+++ INPUT MATERIAL +++
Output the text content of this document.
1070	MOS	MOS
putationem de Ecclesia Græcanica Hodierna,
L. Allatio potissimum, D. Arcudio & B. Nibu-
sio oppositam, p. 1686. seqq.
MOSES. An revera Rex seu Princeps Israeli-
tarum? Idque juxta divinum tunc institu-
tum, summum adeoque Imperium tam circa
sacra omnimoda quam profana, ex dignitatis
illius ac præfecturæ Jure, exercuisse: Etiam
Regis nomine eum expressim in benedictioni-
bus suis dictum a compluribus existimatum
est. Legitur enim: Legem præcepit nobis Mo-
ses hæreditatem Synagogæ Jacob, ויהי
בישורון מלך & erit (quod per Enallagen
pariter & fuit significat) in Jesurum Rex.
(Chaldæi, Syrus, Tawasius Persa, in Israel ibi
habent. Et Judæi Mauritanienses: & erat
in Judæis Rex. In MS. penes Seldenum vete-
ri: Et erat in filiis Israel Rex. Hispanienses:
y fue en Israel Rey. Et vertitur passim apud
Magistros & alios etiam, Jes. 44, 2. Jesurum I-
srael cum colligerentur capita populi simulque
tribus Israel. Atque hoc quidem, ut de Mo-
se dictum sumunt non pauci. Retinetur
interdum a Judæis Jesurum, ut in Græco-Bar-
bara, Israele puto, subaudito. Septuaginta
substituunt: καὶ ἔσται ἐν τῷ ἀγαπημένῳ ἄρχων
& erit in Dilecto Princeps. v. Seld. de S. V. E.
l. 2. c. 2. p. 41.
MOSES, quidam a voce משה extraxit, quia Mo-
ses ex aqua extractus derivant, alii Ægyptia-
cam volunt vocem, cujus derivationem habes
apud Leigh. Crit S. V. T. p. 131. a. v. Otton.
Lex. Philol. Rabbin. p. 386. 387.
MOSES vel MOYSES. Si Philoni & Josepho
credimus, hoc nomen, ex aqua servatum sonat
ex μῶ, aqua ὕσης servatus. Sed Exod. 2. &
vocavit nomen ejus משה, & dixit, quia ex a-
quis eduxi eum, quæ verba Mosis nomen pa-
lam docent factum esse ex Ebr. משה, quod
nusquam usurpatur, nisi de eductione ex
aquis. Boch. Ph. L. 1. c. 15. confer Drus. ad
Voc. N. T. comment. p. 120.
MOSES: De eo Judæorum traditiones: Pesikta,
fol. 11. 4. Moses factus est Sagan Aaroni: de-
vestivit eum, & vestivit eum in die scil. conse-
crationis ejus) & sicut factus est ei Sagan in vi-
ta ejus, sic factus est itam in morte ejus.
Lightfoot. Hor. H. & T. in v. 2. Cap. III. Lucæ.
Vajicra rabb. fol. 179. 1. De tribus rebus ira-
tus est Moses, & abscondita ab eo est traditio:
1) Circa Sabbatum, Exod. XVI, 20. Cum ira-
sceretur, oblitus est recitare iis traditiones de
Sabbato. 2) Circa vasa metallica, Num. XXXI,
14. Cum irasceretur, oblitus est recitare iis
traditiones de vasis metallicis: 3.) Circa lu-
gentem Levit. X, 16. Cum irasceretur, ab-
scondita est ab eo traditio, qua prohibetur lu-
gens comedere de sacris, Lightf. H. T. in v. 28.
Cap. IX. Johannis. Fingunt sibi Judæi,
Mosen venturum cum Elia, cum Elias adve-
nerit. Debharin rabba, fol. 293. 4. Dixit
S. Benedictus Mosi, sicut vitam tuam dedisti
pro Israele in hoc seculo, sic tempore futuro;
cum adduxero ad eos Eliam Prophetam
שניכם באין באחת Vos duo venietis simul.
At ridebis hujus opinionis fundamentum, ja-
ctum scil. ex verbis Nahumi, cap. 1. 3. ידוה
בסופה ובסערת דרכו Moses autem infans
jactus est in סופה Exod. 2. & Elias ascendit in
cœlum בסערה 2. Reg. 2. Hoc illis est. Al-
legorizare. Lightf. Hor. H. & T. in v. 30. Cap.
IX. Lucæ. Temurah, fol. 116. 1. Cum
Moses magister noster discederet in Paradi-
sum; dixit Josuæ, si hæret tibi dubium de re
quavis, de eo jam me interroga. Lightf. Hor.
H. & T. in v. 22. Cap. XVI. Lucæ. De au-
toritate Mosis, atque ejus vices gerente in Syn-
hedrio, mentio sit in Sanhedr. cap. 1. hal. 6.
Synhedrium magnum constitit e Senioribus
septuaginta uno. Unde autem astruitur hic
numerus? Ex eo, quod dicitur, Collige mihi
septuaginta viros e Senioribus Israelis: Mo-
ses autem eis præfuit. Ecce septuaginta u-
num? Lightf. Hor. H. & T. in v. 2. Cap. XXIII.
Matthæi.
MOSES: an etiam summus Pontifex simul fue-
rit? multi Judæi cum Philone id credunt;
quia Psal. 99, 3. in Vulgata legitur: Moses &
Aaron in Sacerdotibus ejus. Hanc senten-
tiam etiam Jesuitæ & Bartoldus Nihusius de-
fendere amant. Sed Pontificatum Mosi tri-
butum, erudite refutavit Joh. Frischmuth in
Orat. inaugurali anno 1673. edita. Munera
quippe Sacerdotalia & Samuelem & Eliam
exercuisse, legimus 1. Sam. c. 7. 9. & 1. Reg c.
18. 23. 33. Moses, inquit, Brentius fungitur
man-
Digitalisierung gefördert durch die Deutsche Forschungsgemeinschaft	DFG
+++
— WHAT IS ASKED —
Copy the material above, line for line.

— RESULT OF THE TASK —
Output the text content of this document.
1070	MOS	MOS
putationem de Ecclesia Græcanica Hodierna,
L. Allatio potissimum, D. Arcudio & B. Nibu-
sio oppositam, p. 1686. seqq.
MOSES. An revera Rex seu Princeps Israeli-
tarum? Idque juxta divinum tunc institu-
tum, summum adeoque Imperium tam circa
sacra omnimoda quam profana, ex dignitatis
illius ac præfecturæ Jure, exercuisse: Etiam
Regis nomine eum expressim in benedictioni-
bus suis dictum a compluribus existimatum
est. Legitur enim: Legem præcepit nobis Mo-
ses hæreditatem Synagogæ Jacob, ויהי
בישורון מלך & erit (quod per Enallagen
pariter & fuit significat) in Jesurum Rex.
(Chaldæi, Syrus, Tawasius Persa, in Israel ibi
habent. Et Judæi Mauritanienses: & erat
in Judæis Rex. In MS. penes Seldenum vete-
ri: Et erat in filiis Israel Rex. Hispanienses:
y fue en Israel Rey. Et vertitur passim apud
Magistros & alios etiam, Jes. 44, 2. Jesurum I-
srael cum colligerentur capita populi simulque
tribus Israel. Atque hoc quidem, ut de Mo-
se dictum sumunt non pauci. Retinetur
interdum a Judæis Jesurum, ut in Græco-Bar-
bara, Israele puto, subaudito. Septuaginta
substituunt: καὶ ἔσται ἐν τῷ ἀγαπημένῳ ἄρχων
& erit in Dilecto Princeps. v. Seld. de S. V. E.
l. 2. c. 2. p. 41.
MOSES, quidam a voce משה extraxit, quia Mo-
ses ex aqua extractus derivant, alii Ægyptia-
cam volunt vocem, cujus derivationem habes
apud Leigh. Crit S. V. T. p. 131. a. v. Otton.
Lex. Philol. Rabbin. p. 386. 387.
MOSES vel MOYSES. Si Philoni & Josepho
credimus, hoc nomen, ex aqua servatum sonat
ex μῶ, aqua ὕσης servatus. Sed Exod. 2. &
vocavit nomen ejus משה, & dixit, quia ex a-
quis eduxi eum, quæ verba Mosis nomen pa-
lam docent factum esse ex Ebr. משה, quod
nusquam usurpatur, nisi de eductione ex
aquis. Boch. Ph. L. 1. c. 15. confer Drus. ad
Voc. N. T. comment. p. 120.
MOSES: De eo Judæorum traditiones: Pesikta,
fol. 11. 4. Moses factus est Sagan Aaroni: de-
vestivit eum, & vestivit eum in die scil. conse-
crationis ejus) & sicut factus est ei Sagan in vi-
ta ejus, sic factus est itam in morte ejus.
Lightfoot. Hor. H. & T. in v. 2. Cap. III. Lucæ.
Vajicra rabb. fol. 179. 1. De tribus rebus ira-
tus est Moses, & abscondita ab eo est traditio:
1) Circa Sabbatum, Exod. XVI, 20. Cum ira-
sceretur, oblitus est recitare iis traditiones de
Sabbato. 2) Circa vasa metallica, Num. XXXI,
14. Cum irasceretur, oblitus est recitare iis
traditiones de vasis metallicis: 3.) Circa lu-
gentem Levit. X, 16. Cum irasceretur, ab-
scondita est ab eo traditio, qua prohibetur lu-
gens comedere de sacris, Lightf. H. T. in v. 28.
Cap. IX. Johannis. Fingunt sibi Judæi,
Mosen venturum cum Elia, cum Elias adve-
nerit. Debharin rabba, fol. 293. 4. Dixit
S. Benedictus Mosi, sicut vitam tuam dedisti
pro Israele in hoc seculo, sic tempore futuro;
cum adduxero ad eos Eliam Prophetam
שניכם באין באחת Vos duo venietis simul.
At ridebis hujus opinionis fundamentum, ja-
ctum scil. ex verbis Nahumi, cap. 1. 3. ידוה
בסופה ובסערת דרכו Moses autem infans
jactus est in סופה Exod. 2. & Elias ascendit in
cœlum בסערה 2. Reg. 2. Hoc illis est. Al-
legorizare. Lightf. Hor. H. & T. in v. 30. Cap.
IX. Lucæ. Temurah, fol. 116. 1. Cum
Moses magister noster discederet in Paradi-
sum; dixit Josuæ, si hæret tibi dubium de re
quavis, de eo jam me interroga. Lightf. Hor.
H. & T. in v. 22. Cap. XVI. Lucæ. De au-
toritate Mosis, atque ejus vices gerente in Syn-
hedrio, mentio sit in Sanhedr. cap. 1. hal. 6.
Synhedrium magnum constitit e Senioribus
septuaginta uno. Unde autem astruitur hic
numerus? Ex eo, quod dicitur, Collige mihi
septuaginta viros e Senioribus Israelis: Mo-
ses autem eis præfuit. Ecce septuaginta u-
num? Lightf. Hor. H. & T. in v. 2. Cap. XXIII.
Matthæi.
MOSES: an etiam summus Pontifex simul fue-
rit? multi Judæi cum Philone id credunt;
quia Psal. 99, 3. in Vulgata legitur: Moses &
Aaron in Sacerdotibus ejus. Hanc senten-
tiam etiam Jesuitæ & Bartoldus Nihusius de-
fendere amant. Sed Pontificatum Mosi tri-
butum, erudite refutavit Joh. Frischmuth in
Orat. inaugurali anno 1673. edita. Munera
quippe Sacerdotalia & Samuelem & Eliam
exercuisse, legimus 1. Sam. c. 7. 9. & 1. Reg c.
18. 23. 33. Moses, inquit, Brentius fungitur
man-
Digitalisierung gefördert durch die Deutsche Forschungsgemeinschaft	DFG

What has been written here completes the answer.